(Records excerpted from a collection)
- - -
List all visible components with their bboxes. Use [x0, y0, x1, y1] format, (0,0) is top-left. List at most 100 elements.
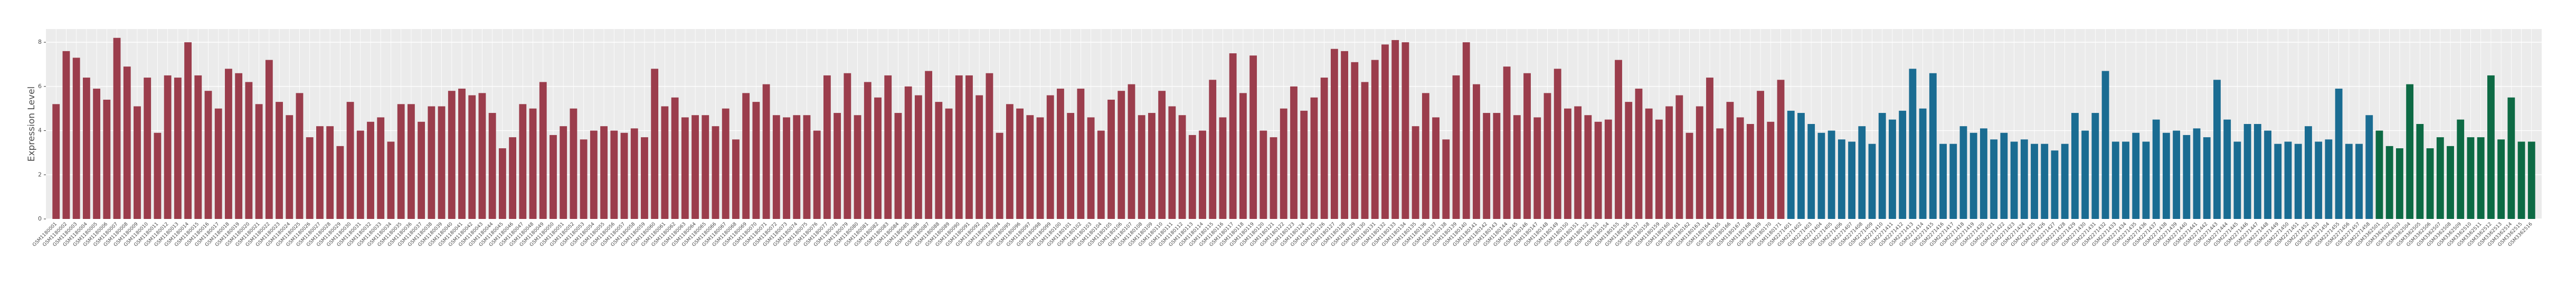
bar: [914, 95, 922, 219]
bar: [2233, 141, 2241, 219]
bar: [2111, 141, 2119, 219]
bar: [2243, 124, 2251, 219]
bar: [2020, 139, 2028, 219]
bar: [2274, 144, 2282, 219]
bar: [1899, 110, 1907, 219]
bar: [1422, 93, 1429, 219]
bar: [1280, 108, 1287, 219]
bar: [1990, 139, 1998, 219]
bar: [245, 82, 253, 219]
bar: [346, 102, 354, 219]
bar: [610, 130, 618, 219]
bar: [2183, 135, 2191, 219]
bar: [1736, 117, 1744, 219]
bar: [2162, 132, 2170, 219]
bar: [123, 66, 131, 219]
bar: [1949, 144, 1957, 219]
bar: [976, 95, 983, 219]
bar: [1746, 124, 1754, 219]
bar: [1665, 106, 1673, 219]
bar: [925, 71, 933, 219]
bar: [1107, 99, 1115, 219]
bar: [1878, 113, 1886, 219]
bar: [732, 139, 740, 219]
bar: [965, 75, 973, 219]
bar: [1726, 102, 1734, 219]
bar: [1483, 113, 1491, 219]
bar: [1036, 117, 1044, 219]
bar: [62, 51, 70, 219]
bar: [2365, 115, 2373, 219]
bar: [2041, 144, 2049, 219]
bar: [1645, 108, 1653, 219]
bar: [2071, 113, 2079, 219]
bar: [742, 93, 750, 219]
bar: [1939, 144, 1947, 219]
bar: [1584, 115, 1592, 219]
bar: [2355, 144, 2363, 219]
bar: [113, 37, 121, 219]
bar: [661, 106, 669, 219]
bar: [1787, 110, 1795, 219]
bar: [72, 58, 80, 219]
bar: [1797, 113, 1805, 219]
bar: [590, 130, 598, 219]
bar: [498, 148, 506, 219]
bar: [1310, 97, 1318, 219]
bar: [1351, 62, 1359, 219]
bar: [1564, 108, 1571, 219]
bar: [2051, 150, 2059, 219]
bar: [2081, 130, 2089, 219]
bar: [194, 75, 202, 219]
bar: [387, 141, 395, 219]
bar: [377, 117, 385, 219]
bar: [255, 104, 263, 219]
bar: [864, 82, 872, 219]
bar: [2436, 137, 2444, 219]
y-tick-label: 0: [38, 215, 42, 222]
bar: [935, 102, 943, 219]
bar: [620, 132, 628, 219]
bar: [2406, 84, 2414, 219]
bar: [316, 126, 324, 219]
bar: [1361, 82, 1369, 219]
bar: [1716, 128, 1724, 219]
bar: [407, 104, 415, 219]
bar: [1290, 86, 1298, 219]
bar: [1219, 117, 1227, 219]
bar: [1412, 126, 1419, 219]
bar: [2375, 130, 2383, 219]
bar: [306, 137, 314, 219]
bar: [2335, 89, 2343, 219]
bar: [174, 78, 182, 219]
bar: [600, 126, 608, 219]
bar: [2264, 130, 2271, 219]
bar: [1868, 144, 1876, 219]
bar: [93, 89, 101, 219]
bar: [904, 86, 912, 219]
bar: [2447, 146, 2454, 219]
bar: [1909, 69, 1917, 219]
bar: [671, 97, 679, 219]
y-tick-label: 2: [38, 171, 42, 178]
bar: [2315, 141, 2323, 219]
bar: [286, 115, 293, 219]
bar: [2457, 119, 2465, 219]
bar: [1523, 73, 1531, 219]
bar: [2010, 141, 2018, 219]
bar: [1259, 130, 1267, 219]
bar: [1675, 95, 1683, 219]
bar: [2467, 137, 2475, 219]
bar: [692, 115, 699, 219]
bar: [874, 97, 882, 219]
bar: [1391, 40, 1399, 219]
bar: [722, 108, 730, 219]
bar: [1685, 132, 1693, 219]
bar: [428, 106, 435, 219]
bar: [2031, 144, 2038, 219]
bar: [1209, 80, 1217, 219]
bar: [2396, 148, 2403, 219]
bar: [1493, 113, 1501, 219]
bar: [1554, 69, 1561, 219]
bar: [1117, 91, 1125, 219]
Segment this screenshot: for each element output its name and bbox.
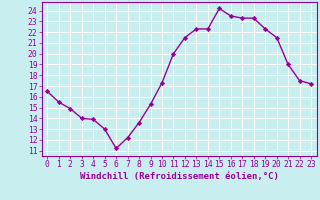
X-axis label: Windchill (Refroidissement éolien,°C): Windchill (Refroidissement éolien,°C) bbox=[80, 172, 279, 181]
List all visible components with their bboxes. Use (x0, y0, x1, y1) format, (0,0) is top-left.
- - -
- [DIRECTIONS]:
Return the lines of the listing from the line with "bar: [914, 95, 922, 219]" up to and including the line with "bar: [346, 102, 354, 219]", copied without any change.

- [SOLVED PROBLEM]:
bar: [914, 95, 922, 219]
bar: [2233, 141, 2241, 219]
bar: [2111, 141, 2119, 219]
bar: [2243, 124, 2251, 219]
bar: [2020, 139, 2028, 219]
bar: [2274, 144, 2282, 219]
bar: [1899, 110, 1907, 219]
bar: [1422, 93, 1429, 219]
bar: [1280, 108, 1287, 219]
bar: [1990, 139, 1998, 219]
bar: [245, 82, 253, 219]
bar: [346, 102, 354, 219]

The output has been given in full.